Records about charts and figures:
....................

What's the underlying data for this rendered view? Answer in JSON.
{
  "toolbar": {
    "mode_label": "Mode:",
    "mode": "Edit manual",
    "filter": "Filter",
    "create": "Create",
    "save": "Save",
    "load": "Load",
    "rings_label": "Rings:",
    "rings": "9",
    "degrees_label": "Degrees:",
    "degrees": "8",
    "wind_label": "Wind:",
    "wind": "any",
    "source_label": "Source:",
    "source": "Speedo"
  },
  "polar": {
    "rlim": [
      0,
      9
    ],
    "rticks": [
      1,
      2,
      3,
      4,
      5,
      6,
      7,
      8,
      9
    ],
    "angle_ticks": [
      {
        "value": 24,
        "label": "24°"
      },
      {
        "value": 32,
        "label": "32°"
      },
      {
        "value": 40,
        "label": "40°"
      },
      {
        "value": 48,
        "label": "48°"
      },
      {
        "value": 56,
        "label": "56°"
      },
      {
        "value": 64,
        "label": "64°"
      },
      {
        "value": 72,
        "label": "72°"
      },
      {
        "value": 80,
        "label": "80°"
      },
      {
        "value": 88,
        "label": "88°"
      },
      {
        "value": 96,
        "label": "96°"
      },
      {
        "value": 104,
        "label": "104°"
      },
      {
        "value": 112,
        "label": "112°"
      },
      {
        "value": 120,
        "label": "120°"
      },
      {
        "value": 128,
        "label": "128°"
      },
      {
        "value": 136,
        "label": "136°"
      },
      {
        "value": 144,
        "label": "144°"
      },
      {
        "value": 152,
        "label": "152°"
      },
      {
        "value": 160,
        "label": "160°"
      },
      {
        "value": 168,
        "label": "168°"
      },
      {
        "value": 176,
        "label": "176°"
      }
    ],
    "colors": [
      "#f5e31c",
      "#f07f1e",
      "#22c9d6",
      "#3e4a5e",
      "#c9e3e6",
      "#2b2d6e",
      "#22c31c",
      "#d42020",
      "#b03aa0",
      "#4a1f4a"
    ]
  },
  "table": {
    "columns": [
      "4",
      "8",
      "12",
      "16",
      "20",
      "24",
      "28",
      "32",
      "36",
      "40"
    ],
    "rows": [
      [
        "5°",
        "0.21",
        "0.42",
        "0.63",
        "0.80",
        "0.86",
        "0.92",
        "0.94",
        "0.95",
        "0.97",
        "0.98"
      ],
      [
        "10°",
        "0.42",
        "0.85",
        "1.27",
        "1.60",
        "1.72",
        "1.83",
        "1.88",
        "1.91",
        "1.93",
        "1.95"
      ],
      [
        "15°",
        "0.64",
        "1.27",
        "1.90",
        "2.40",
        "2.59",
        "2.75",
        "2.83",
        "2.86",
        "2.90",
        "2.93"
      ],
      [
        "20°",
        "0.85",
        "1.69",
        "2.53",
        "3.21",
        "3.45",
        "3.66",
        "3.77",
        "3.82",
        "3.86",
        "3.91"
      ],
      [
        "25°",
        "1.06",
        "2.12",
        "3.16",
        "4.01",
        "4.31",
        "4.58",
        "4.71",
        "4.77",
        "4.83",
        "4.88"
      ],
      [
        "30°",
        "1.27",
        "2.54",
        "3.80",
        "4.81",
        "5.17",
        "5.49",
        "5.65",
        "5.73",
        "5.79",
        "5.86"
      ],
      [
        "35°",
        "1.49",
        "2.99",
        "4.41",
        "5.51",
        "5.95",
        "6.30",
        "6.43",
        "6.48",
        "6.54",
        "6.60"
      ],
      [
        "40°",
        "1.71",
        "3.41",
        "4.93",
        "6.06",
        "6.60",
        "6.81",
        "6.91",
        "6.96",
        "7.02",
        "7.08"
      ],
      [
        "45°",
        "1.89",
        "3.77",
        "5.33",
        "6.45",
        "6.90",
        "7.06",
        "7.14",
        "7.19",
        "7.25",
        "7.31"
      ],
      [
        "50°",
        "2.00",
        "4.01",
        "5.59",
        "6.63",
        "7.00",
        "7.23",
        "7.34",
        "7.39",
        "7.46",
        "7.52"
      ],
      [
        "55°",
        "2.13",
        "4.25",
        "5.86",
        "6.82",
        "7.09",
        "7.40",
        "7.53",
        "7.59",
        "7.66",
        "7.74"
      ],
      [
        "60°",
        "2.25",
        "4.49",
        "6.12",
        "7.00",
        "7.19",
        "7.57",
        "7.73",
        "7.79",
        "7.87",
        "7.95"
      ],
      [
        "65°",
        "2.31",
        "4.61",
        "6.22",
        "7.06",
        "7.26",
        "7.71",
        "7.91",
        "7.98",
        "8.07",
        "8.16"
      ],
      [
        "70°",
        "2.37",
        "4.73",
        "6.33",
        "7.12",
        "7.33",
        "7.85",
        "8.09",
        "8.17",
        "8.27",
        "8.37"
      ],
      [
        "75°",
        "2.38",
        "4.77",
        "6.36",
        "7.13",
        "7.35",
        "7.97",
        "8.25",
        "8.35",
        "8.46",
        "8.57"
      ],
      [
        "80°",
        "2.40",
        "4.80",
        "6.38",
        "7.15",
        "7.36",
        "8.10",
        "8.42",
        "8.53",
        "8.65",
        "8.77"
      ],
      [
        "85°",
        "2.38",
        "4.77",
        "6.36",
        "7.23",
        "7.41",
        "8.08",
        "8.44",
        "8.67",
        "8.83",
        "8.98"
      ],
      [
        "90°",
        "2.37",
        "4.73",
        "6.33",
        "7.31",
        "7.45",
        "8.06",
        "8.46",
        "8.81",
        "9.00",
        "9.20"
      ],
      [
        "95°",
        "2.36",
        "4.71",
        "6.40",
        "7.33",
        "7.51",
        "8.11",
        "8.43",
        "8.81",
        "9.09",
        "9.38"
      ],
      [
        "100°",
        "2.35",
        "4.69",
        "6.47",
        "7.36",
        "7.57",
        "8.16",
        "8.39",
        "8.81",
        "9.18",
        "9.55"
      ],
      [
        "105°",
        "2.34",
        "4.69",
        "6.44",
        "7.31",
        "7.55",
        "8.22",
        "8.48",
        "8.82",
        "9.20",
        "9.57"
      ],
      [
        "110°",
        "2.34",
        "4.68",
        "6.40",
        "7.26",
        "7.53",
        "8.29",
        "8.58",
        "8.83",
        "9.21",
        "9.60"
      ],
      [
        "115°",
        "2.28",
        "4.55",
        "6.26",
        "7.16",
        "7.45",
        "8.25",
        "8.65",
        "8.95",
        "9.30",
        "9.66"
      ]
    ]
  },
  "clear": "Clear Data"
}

....................

== WHAT TO DO ==
Reproduce the records word for word.

== RIGHT ANSWER ==
What's the underlying data for this rendered view? Answer in JSON.
{
  "toolbar": {
    "mode_label": "Mode:",
    "mode": "Edit manual",
    "filter": "Filter",
    "create": "Create",
    "save": "Save",
    "load": "Load",
    "rings_label": "Rings:",
    "rings": "9",
    "degrees_label": "Degrees:",
    "degrees": "8",
    "wind_label": "Wind:",
    "wind": "any",
    "source_label": "Source:",
    "source": "Speedo"
  },
  "polar": {
    "rlim": [
      0,
      9
    ],
    "rticks": [
      1,
      2,
      3,
      4,
      5,
      6,
      7,
      8,
      9
    ],
    "angle_ticks": [
      {
        "value": 24,
        "label": "24°"
      },
      {
        "value": 32,
        "label": "32°"
      },
      {
        "value": 40,
        "label": "40°"
      },
      {
        "value": 48,
        "label": "48°"
      },
      {
        "value": 56,
        "label": "56°"
      },
      {
        "value": 64,
        "label": "64°"
      },
      {
        "value": 72,
        "label": "72°"
      },
      {
        "value": 80,
        "label": "80°"
      },
      {
        "value": 88,
        "label": "88°"
      },
      {
        "value": 96,
        "label": "96°"
      },
      {
        "value": 104,
        "label": "104°"
      },
      {
        "value": 112,
        "label": "112°"
      },
      {
        "value": 120,
        "label": "120°"
      },
      {
        "value": 128,
        "label": "128°"
      },
      {
        "value": 136,
        "label": "136°"
      },
      {
        "value": 144,
        "label": "144°"
      },
      {
        "value": 152,
        "label": "152°"
      },
      {
        "value": 160,
        "label": "160°"
      },
      {
        "value": 168,
        "label": "168°"
      },
      {
        "value": 176,
        "label": "176°"
      }
    ],
    "colors": [
      "#f5e31c",
      "#f07f1e",
      "#22c9d6",
      "#3e4a5e",
      "#c9e3e6",
      "#2b2d6e",
      "#22c31c",
      "#d42020",
      "#b03aa0",
      "#4a1f4a"
    ]
  },
  "table": {
    "columns": [
      "4",
      "8",
      "12",
      "16",
      "20",
      "24",
      "28",
      "32",
      "36",
      "40"
    ],
    "rows": [
      [
        "5°",
        "0.21",
        "0.42",
        "0.63",
        "0.80",
        "0.86",
        "0.92",
        "0.94",
        "0.95",
        "0.97",
        "0.98"
      ],
      [
        "10°",
        "0.42",
        "0.85",
        "1.27",
        "1.60",
        "1.72",
        "1.83",
        "1.88",
        "1.91",
        "1.93",
        "1.95"
      ],
      [
        "15°",
        "0.64",
        "1.27",
        "1.90",
        "2.40",
        "2.59",
        "2.75",
        "2.83",
        "2.86",
        "2.90",
        "2.93"
      ],
      [
        "20°",
        "0.85",
        "1.69",
        "2.53",
        "3.21",
        "3.45",
        "3.66",
        "3.77",
        "3.82",
        "3.86",
        "3.91"
      ],
      [
        "25°",
        "1.06",
        "2.12",
        "3.16",
        "4.01",
        "4.31",
        "4.58",
        "4.71",
        "4.77",
        "4.83",
        "4.88"
      ],
      [
        "30°",
        "1.27",
        "2.54",
        "3.80",
        "4.81",
        "5.17",
        "5.49",
        "5.65",
        "5.73",
        "5.79",
        "5.86"
      ],
      [
        "35°",
        "1.49",
        "2.99",
        "4.41",
        "5.51",
        "5.95",
        "6.30",
        "6.43",
        "6.48",
        "6.54",
        "6.60"
      ],
      [
        "40°",
        "1.71",
        "3.41",
        "4.93",
        "6.06",
        "6.60",
        "6.81",
        "6.91",
        "6.96",
        "7.02",
        "7.08"
      ],
      [
        "45°",
        "1.89",
        "3.77",
        "5.33",
        "6.45",
        "6.90",
        "7.06",
        "7.14",
        "7.19",
        "7.25",
        "7.31"
      ],
      [
        "50°",
        "2.00",
        "4.01",
        "5.59",
        "6.63",
        "7.00",
        "7.23",
        "7.34",
        "7.39",
        "7.46",
        "7.52"
      ],
      [
        "55°",
        "2.13",
        "4.25",
        "5.86",
        "6.82",
        "7.09",
        "7.40",
        "7.53",
        "7.59",
        "7.66",
        "7.74"
      ],
      [
        "60°",
        "2.25",
        "4.49",
        "6.12",
        "7.00",
        "7.19",
        "7.57",
        "7.73",
        "7.79",
        "7.87",
        "7.95"
      ],
      [
        "65°",
        "2.31",
        "4.61",
        "6.22",
        "7.06",
        "7.26",
        "7.71",
        "7.91",
        "7.98",
        "8.07",
        "8.16"
      ],
      [
        "70°",
        "2.37",
        "4.73",
        "6.33",
        "7.12",
        "7.33",
        "7.85",
        "8.09",
        "8.17",
        "8.27",
        "8.37"
      ],
      [
        "75°",
        "2.38",
        "4.77",
        "6.36",
        "7.13",
        "7.35",
        "7.97",
        "8.25",
        "8.35",
        "8.46",
        "8.57"
      ],
      [
        "80°",
        "2.40",
        "4.80",
        "6.38",
        "7.15",
        "7.36",
        "8.10",
        "8.42",
        "8.53",
        "8.65",
        "8.77"
      ],
      [
        "85°",
        "2.38",
        "4.77",
        "6.36",
        "7.23",
        "7.41",
        "8.08",
        "8.44",
        "8.67",
        "8.83",
        "8.98"
      ],
      [
        "90°",
        "2.37",
        "4.73",
        "6.33",
        "7.31",
        "7.45",
        "8.06",
        "8.46",
        "8.81",
        "9.00",
        "9.20"
      ],
      [
        "95°",
        "2.36",
        "4.71",
        "6.40",
        "7.33",
        "7.51",
        "8.11",
        "8.43",
        "8.81",
        "9.09",
        "9.38"
      ],
      [
        "100°",
        "2.35",
        "4.69",
        "6.47",
        "7.36",
        "7.57",
        "8.16",
        "8.39",
        "8.81",
        "9.18",
        "9.55"
      ],
      [
        "105°",
        "2.34",
        "4.69",
        "6.44",
        "7.31",
        "7.55",
        "8.22",
        "8.48",
        "8.82",
        "9.20",
        "9.57"
      ],
      [
        "110°",
        "2.34",
        "4.68",
        "6.40",
        "7.26",
        "7.53",
        "8.29",
        "8.58",
        "8.83",
        "9.21",
        "9.60"
      ],
      [
        "115°",
        "2.28",
        "4.55",
        "6.26",
        "7.16",
        "7.45",
        "8.25",
        "8.65",
        "8.95",
        "9.30",
        "9.66"
      ]
    ]
  },
  "clear": "Clear Data"
}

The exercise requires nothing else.